Stored data entries:

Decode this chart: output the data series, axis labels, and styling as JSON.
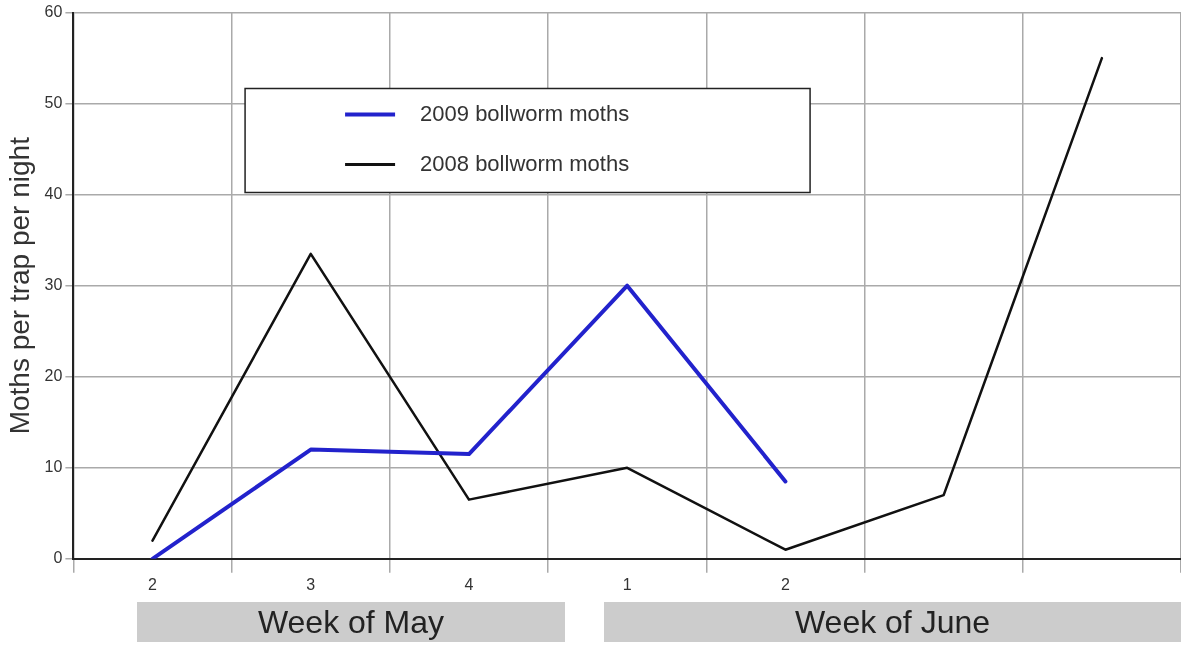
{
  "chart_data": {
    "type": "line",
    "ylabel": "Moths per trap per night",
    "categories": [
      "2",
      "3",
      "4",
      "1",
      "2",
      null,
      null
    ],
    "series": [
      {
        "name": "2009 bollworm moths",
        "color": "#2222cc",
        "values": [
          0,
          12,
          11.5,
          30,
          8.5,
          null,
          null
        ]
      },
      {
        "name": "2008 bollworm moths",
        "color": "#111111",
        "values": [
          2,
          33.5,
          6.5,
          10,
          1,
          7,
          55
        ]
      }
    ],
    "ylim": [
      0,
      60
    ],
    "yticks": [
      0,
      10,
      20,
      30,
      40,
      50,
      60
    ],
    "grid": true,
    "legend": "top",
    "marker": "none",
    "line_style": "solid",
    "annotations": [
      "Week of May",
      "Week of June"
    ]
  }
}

Aim of the task ▸
Make an exact copy of every record, pictures excluded.

The solution ▸
Decode this chart: output the data series, axis labels, and styling as JSON.
{
  "chart_data": {
    "type": "line",
    "ylabel": "Moths per trap per night",
    "categories": [
      "2",
      "3",
      "4",
      "1",
      "2",
      null,
      null
    ],
    "series": [
      {
        "name": "2009 bollworm moths",
        "color": "#2222cc",
        "values": [
          0,
          12,
          11.5,
          30,
          8.5,
          null,
          null
        ]
      },
      {
        "name": "2008 bollworm moths",
        "color": "#111111",
        "values": [
          2,
          33.5,
          6.5,
          10,
          1,
          7,
          55
        ]
      }
    ],
    "ylim": [
      0,
      60
    ],
    "yticks": [
      0,
      10,
      20,
      30,
      40,
      50,
      60
    ],
    "grid": true,
    "legend": "top",
    "marker": "none",
    "line_style": "solid",
    "annotations": [
      "Week of May",
      "Week of June"
    ]
  }
}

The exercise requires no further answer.